Using the data below, repeat all of it precisely.

(Dataset items)
####################
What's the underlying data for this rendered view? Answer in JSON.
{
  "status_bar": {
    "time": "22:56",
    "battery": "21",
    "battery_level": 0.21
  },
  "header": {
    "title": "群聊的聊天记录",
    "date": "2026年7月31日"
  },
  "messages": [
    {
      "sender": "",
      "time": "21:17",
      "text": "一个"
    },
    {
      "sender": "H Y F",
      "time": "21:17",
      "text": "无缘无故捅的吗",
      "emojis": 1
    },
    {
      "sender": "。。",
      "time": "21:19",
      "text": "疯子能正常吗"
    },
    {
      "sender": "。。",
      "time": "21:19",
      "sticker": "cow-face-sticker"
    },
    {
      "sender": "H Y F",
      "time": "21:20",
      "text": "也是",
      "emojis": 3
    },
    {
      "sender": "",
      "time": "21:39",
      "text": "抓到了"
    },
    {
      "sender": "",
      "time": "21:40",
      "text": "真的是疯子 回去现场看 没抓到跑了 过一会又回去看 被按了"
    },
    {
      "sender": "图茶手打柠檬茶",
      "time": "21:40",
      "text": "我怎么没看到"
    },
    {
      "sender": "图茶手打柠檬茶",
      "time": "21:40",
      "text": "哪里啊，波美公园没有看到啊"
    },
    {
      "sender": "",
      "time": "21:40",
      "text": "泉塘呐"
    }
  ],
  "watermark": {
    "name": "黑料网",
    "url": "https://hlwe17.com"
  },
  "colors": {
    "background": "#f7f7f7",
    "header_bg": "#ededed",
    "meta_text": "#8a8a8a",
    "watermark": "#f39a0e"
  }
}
####################
The response:
What's the underlying data for this rendered view? Answer in JSON.
{
  "status_bar": {
    "time": "22:56",
    "battery": "21",
    "battery_level": 0.21
  },
  "header": {
    "title": "群聊的聊天记录",
    "date": "2026年7月31日"
  },
  "messages": [
    {
      "sender": "",
      "time": "21:17",
      "text": "一个"
    },
    {
      "sender": "H Y F",
      "time": "21:17",
      "text": "无缘无故捅的吗",
      "emojis": 1
    },
    {
      "sender": "。。",
      "time": "21:19",
      "text": "疯子能正常吗"
    },
    {
      "sender": "。。",
      "time": "21:19",
      "sticker": "cow-face-sticker"
    },
    {
      "sender": "H Y F",
      "time": "21:20",
      "text": "也是",
      "emojis": 3
    },
    {
      "sender": "",
      "time": "21:39",
      "text": "抓到了"
    },
    {
      "sender": "",
      "time": "21:40",
      "text": "真的是疯子 回去现场看 没抓到跑了 过一会又回去看 被按了"
    },
    {
      "sender": "图茶手打柠檬茶",
      "time": "21:40",
      "text": "我怎么没看到"
    },
    {
      "sender": "图茶手打柠檬茶",
      "time": "21:40",
      "text": "哪里啊，波美公园没有看到啊"
    },
    {
      "sender": "",
      "time": "21:40",
      "text": "泉塘呐"
    }
  ],
  "watermark": {
    "name": "黑料网",
    "url": "https://hlwe17.com"
  },
  "colors": {
    "background": "#f7f7f7",
    "header_bg": "#ededed",
    "meta_text": "#8a8a8a",
    "watermark": "#f39a0e"
  }
}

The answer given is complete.